* _Required task_: What lines of the data include the string "went"? Copy them all.

* _Material for this task_:
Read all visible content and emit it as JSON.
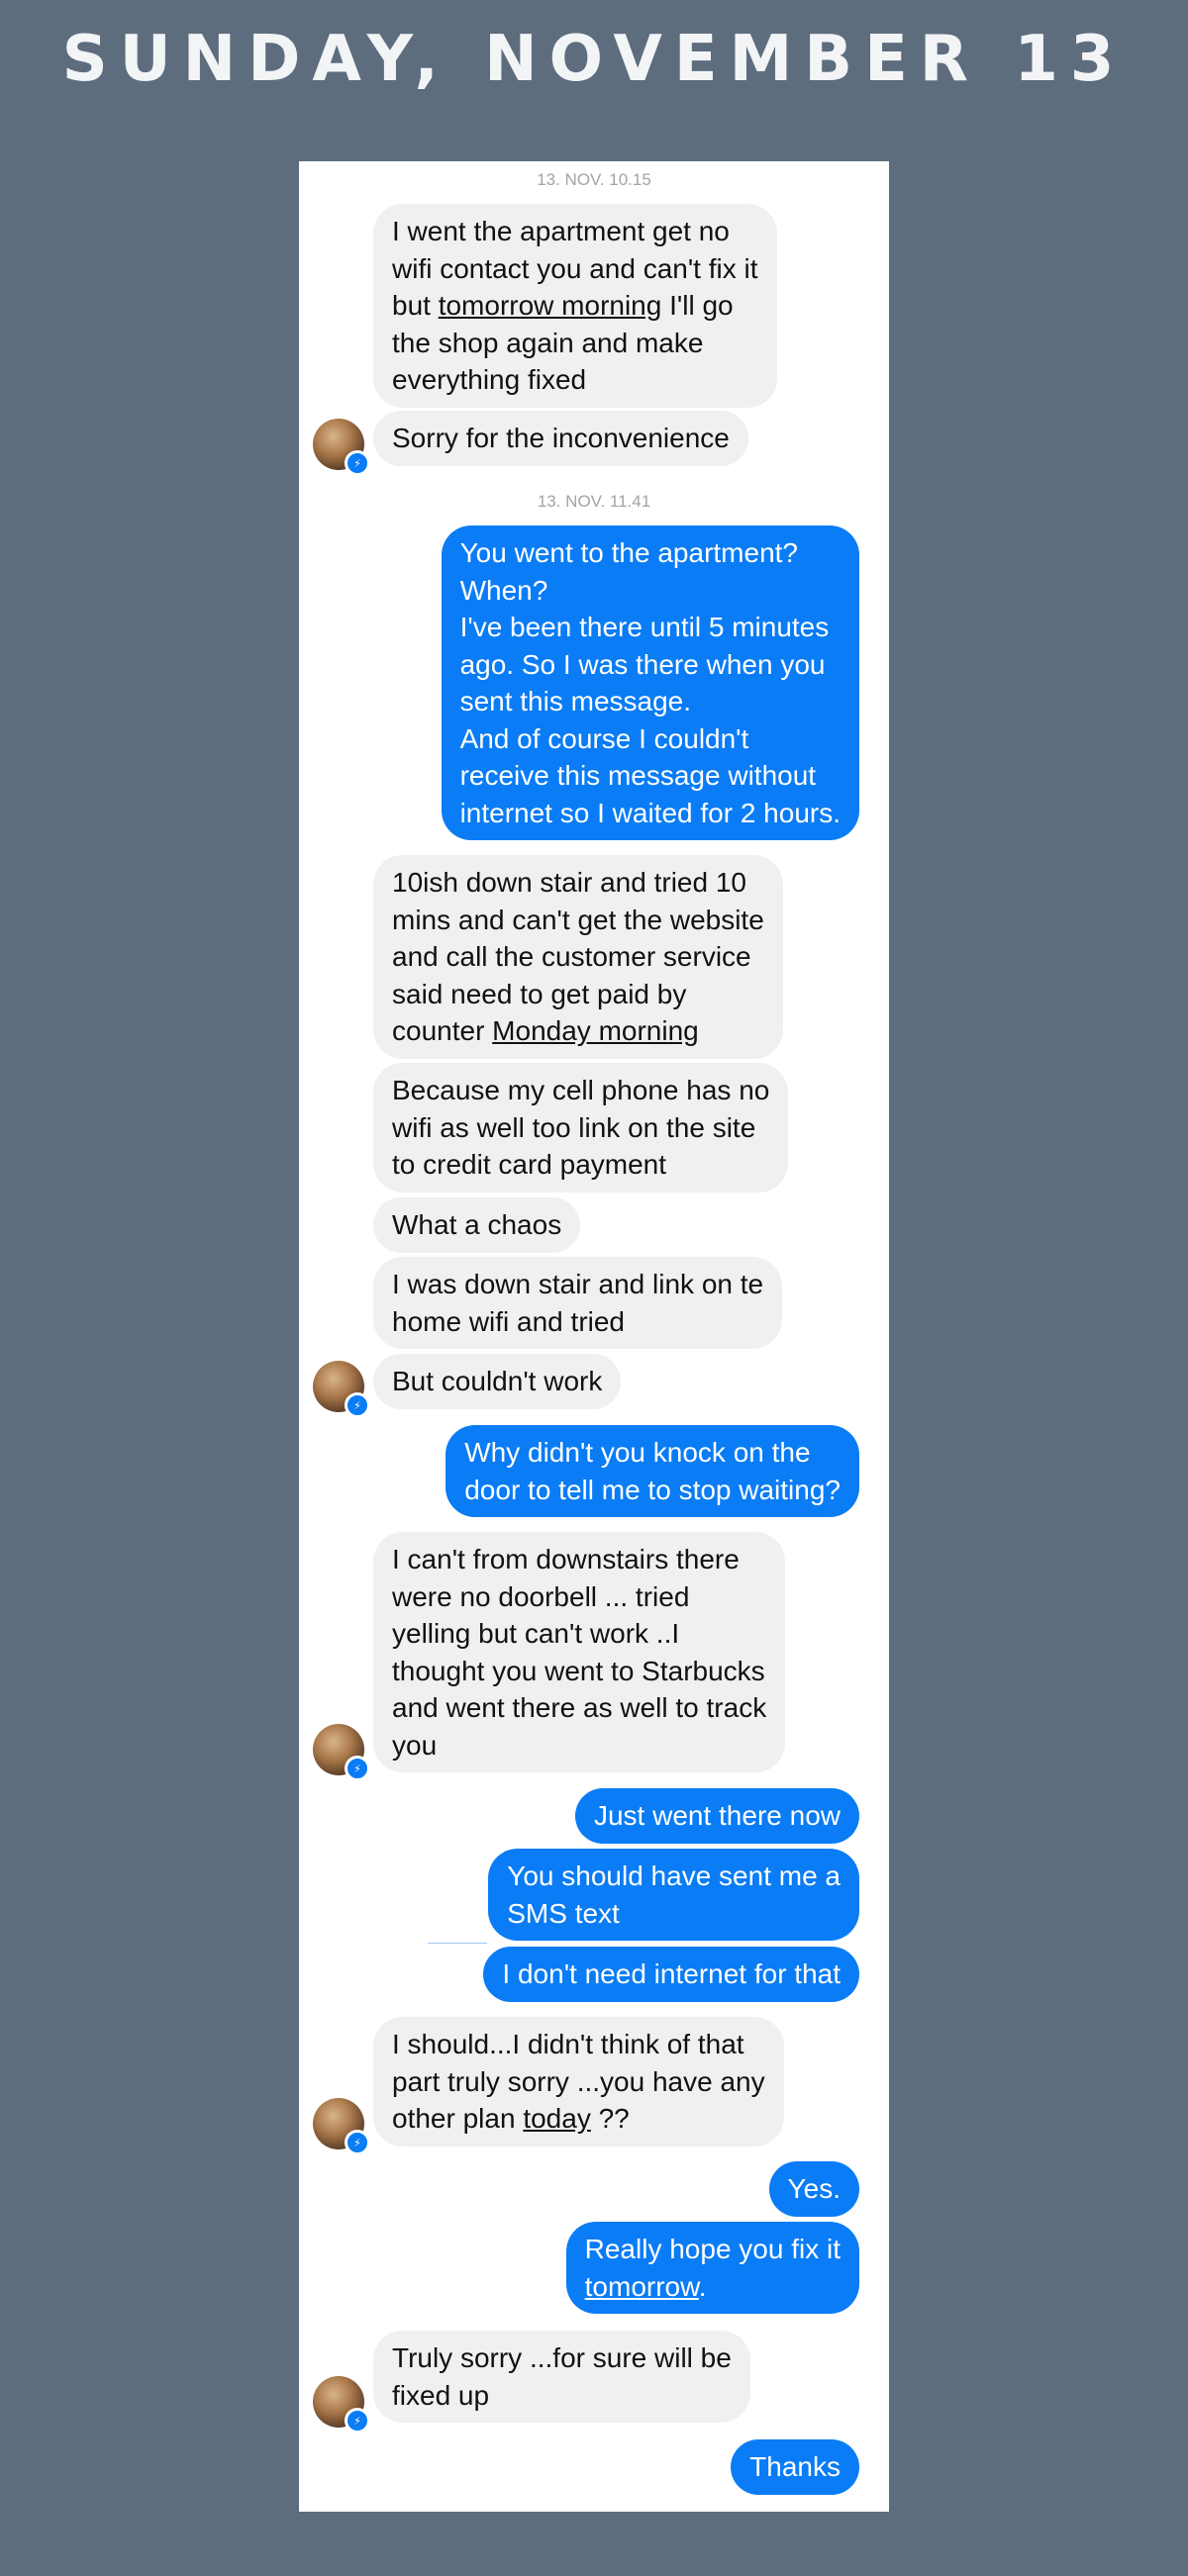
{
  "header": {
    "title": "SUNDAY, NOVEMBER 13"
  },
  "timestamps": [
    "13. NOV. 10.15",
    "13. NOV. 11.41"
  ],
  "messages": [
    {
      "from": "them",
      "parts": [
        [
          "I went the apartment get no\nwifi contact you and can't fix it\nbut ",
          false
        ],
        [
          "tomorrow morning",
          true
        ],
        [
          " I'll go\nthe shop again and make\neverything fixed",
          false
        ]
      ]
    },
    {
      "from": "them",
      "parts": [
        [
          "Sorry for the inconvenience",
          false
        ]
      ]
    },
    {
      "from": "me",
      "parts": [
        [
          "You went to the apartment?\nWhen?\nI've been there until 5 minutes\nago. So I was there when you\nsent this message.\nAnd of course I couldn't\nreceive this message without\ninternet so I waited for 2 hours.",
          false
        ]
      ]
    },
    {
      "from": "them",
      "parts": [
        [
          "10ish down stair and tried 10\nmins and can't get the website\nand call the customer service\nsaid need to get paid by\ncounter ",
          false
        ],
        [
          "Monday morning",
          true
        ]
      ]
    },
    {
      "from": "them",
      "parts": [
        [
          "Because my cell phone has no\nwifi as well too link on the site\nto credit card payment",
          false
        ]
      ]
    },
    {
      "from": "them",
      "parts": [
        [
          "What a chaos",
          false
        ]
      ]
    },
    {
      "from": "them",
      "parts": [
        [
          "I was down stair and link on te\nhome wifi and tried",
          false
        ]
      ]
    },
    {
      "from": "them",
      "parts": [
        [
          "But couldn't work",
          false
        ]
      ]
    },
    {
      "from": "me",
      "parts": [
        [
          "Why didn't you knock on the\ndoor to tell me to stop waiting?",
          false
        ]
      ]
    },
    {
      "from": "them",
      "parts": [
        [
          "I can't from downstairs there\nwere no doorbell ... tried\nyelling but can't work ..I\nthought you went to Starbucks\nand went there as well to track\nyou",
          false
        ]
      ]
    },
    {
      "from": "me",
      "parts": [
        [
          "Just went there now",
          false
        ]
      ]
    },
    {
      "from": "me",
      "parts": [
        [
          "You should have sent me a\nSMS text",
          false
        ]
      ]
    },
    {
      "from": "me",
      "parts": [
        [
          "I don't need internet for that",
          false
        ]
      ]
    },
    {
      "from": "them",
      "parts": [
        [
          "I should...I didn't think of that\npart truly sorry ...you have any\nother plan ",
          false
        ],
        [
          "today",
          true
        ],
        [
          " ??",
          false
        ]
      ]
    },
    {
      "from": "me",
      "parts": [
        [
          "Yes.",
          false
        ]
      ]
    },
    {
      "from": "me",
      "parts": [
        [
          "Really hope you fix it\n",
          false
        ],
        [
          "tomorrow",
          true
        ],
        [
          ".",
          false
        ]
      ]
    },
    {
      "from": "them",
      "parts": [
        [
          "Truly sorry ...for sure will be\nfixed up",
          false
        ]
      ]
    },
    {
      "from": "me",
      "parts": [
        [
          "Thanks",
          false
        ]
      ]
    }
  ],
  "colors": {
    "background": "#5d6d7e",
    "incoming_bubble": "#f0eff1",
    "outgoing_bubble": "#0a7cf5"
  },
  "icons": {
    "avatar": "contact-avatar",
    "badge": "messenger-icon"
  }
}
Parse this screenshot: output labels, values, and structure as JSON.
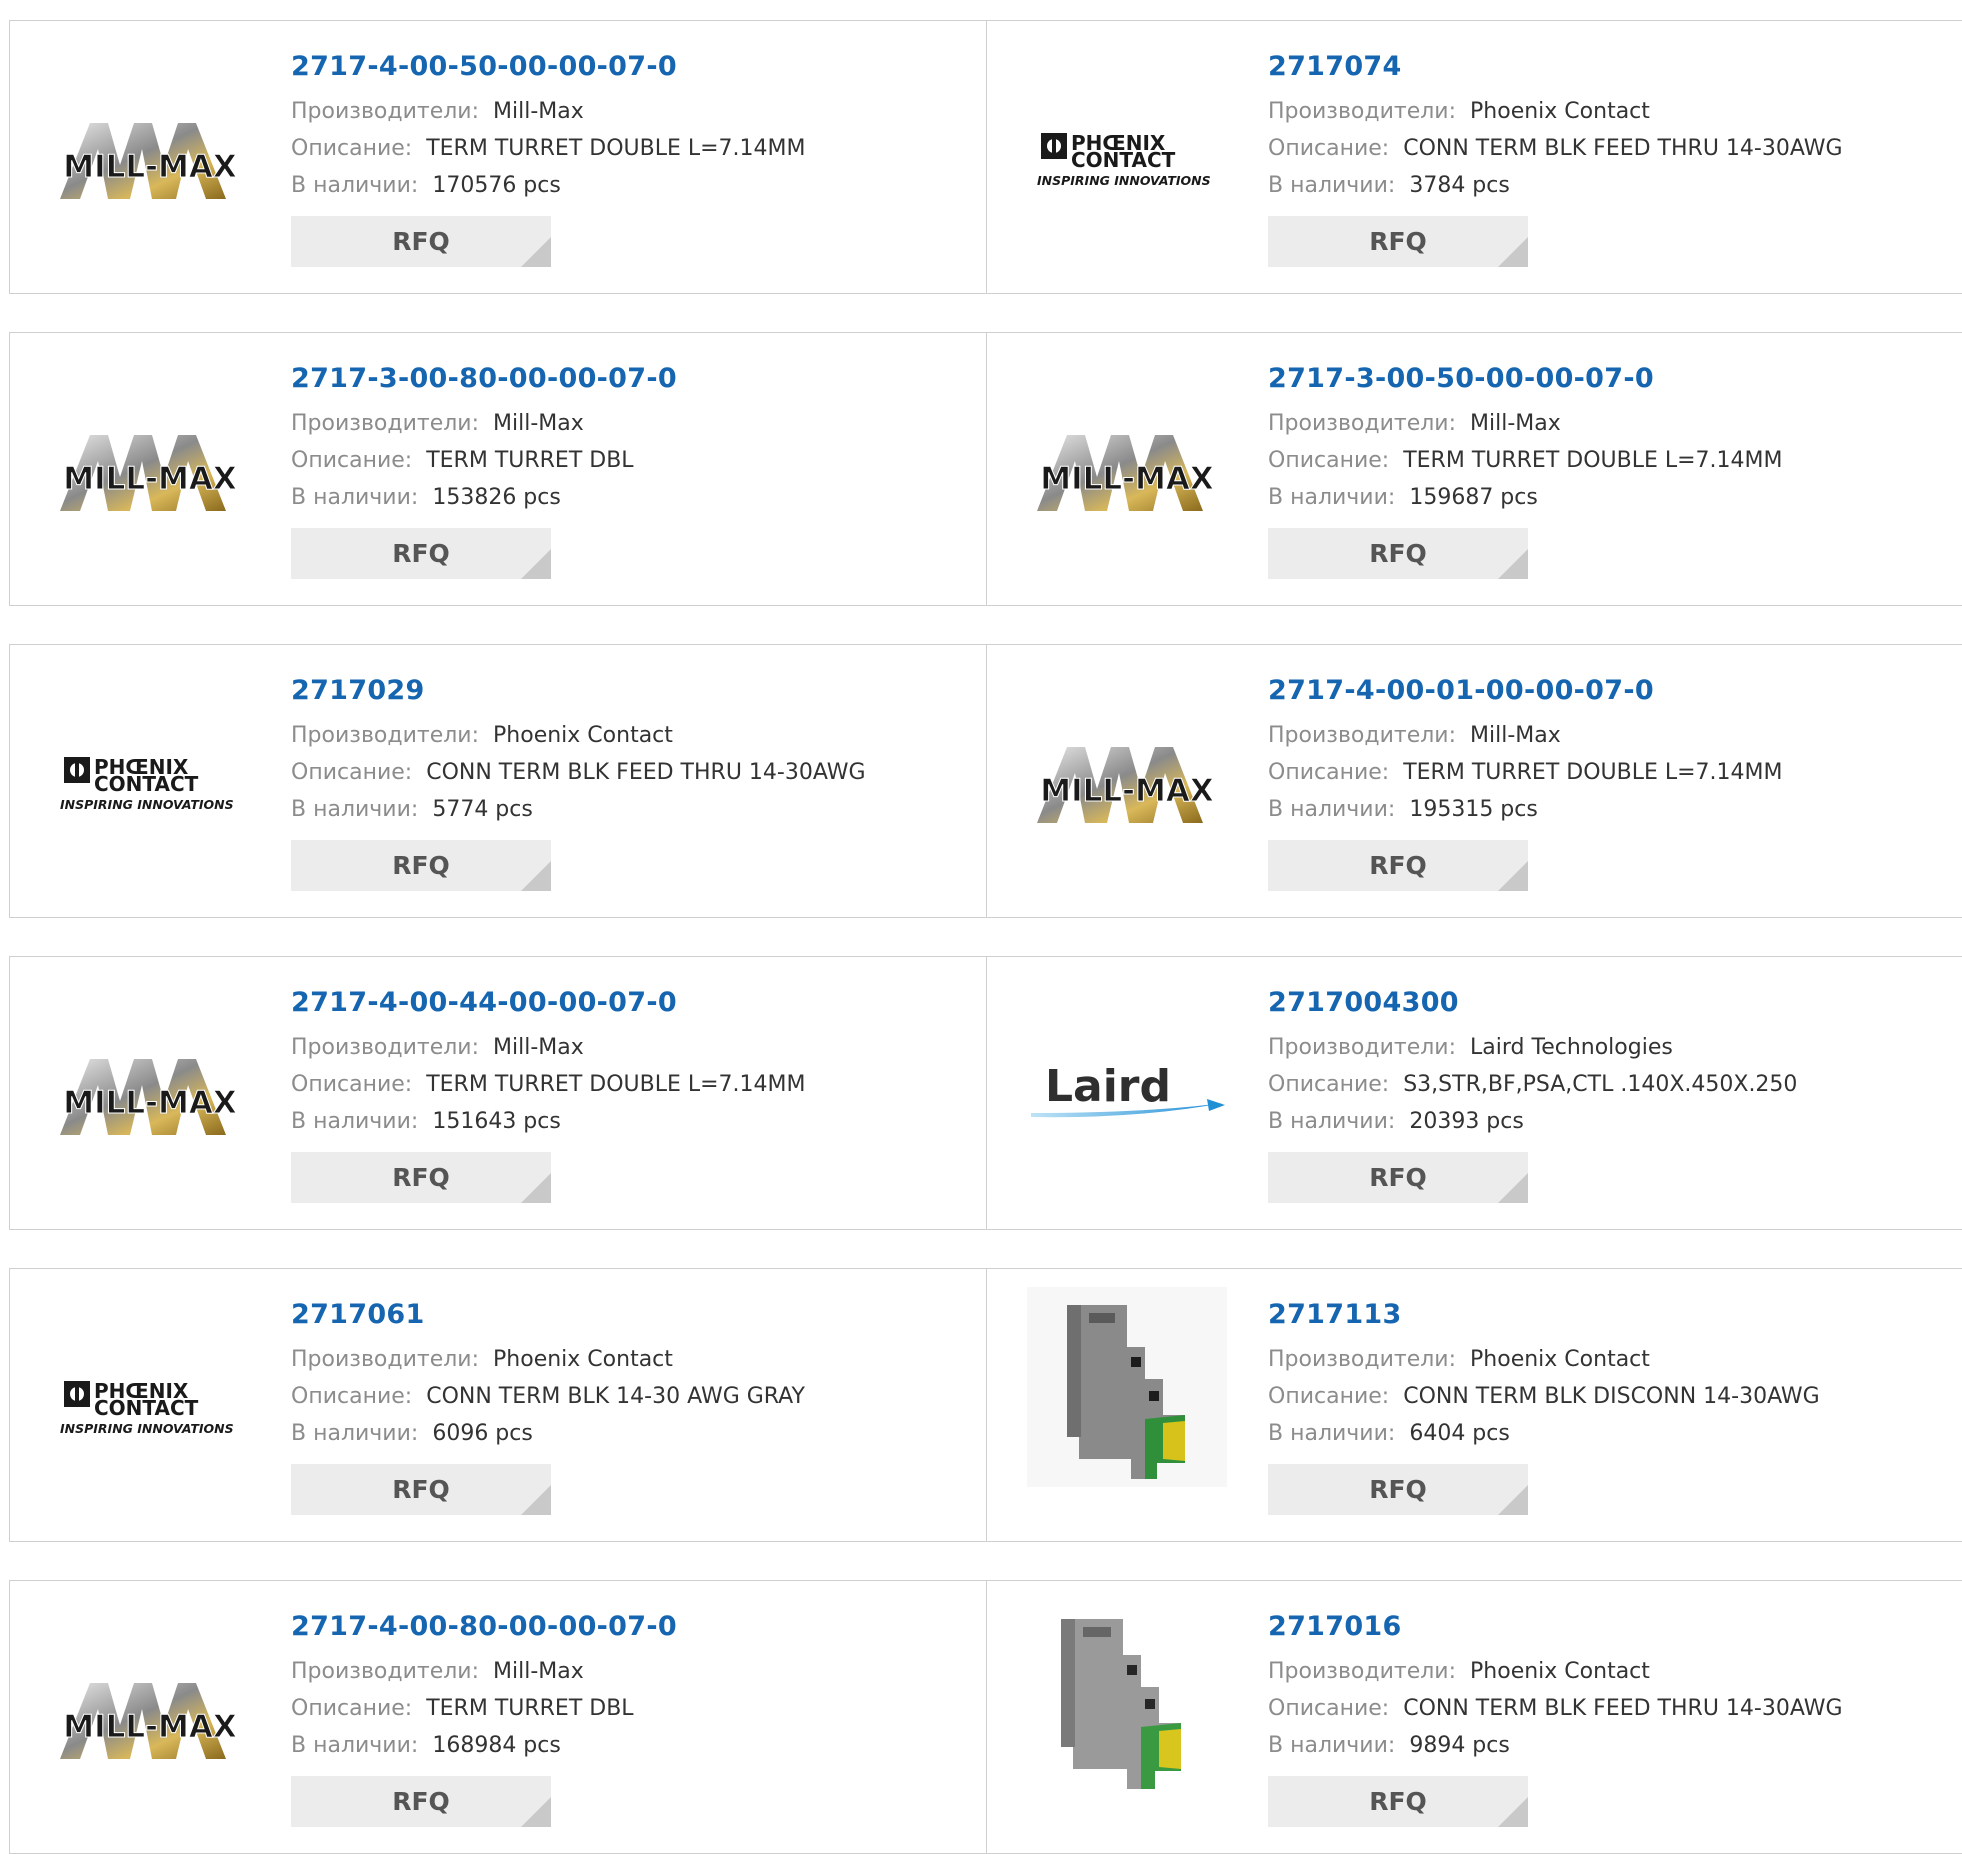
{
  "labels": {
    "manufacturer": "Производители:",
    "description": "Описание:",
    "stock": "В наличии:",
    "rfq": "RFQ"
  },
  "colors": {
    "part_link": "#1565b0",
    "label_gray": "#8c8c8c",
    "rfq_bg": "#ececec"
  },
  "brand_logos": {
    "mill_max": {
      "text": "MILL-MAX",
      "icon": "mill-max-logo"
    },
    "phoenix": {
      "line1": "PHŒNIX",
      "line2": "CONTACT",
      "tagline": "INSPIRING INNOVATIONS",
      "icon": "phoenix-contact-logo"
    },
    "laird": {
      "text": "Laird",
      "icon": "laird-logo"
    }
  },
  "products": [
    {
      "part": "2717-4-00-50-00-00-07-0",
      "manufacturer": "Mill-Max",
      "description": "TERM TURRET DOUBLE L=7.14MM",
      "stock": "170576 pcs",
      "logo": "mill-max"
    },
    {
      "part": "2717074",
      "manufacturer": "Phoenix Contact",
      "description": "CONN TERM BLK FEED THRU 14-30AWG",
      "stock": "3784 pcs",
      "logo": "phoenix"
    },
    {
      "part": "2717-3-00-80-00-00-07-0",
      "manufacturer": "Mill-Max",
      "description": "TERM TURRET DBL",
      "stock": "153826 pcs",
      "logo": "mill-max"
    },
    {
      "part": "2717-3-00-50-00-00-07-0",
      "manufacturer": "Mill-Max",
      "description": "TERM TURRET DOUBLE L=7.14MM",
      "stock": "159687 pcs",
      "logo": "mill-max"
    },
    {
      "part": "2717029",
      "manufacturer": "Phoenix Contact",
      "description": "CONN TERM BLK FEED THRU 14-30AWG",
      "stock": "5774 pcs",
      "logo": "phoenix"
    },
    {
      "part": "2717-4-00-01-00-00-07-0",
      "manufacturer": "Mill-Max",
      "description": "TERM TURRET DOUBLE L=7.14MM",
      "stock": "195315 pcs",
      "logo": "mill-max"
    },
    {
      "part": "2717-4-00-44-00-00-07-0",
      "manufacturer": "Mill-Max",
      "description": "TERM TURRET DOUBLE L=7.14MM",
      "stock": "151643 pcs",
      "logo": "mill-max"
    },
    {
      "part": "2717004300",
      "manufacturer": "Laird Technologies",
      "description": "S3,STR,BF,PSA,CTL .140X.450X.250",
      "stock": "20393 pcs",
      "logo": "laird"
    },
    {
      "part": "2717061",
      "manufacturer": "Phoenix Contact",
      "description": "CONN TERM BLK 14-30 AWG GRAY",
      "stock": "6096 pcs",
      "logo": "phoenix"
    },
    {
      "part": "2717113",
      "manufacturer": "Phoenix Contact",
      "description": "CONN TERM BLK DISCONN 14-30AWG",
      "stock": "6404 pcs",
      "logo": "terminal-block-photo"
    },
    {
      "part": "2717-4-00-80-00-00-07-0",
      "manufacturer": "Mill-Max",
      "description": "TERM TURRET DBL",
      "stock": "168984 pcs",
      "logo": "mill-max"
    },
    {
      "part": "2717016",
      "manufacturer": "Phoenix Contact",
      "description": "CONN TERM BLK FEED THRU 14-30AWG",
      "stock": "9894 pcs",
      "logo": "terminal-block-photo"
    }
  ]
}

* _Exercise solution_:
          "I went the apartment get no\nwifi contact you and can't fix it\nbut ",
          "You went to the apartment?\nWhen?\nI've been there until 5 minutes\nago. So I was there when you\nsent this message.\nAnd of course I couldn't\nreceive this message without\ninternet so I waited for 2 hours.",
          "I can't from downstairs there\nwere no doorbell ... tried\nyelling but can't work ..I\nthought you went to Starbucks\nand went there as well to track\nyou",
          "Just went there now",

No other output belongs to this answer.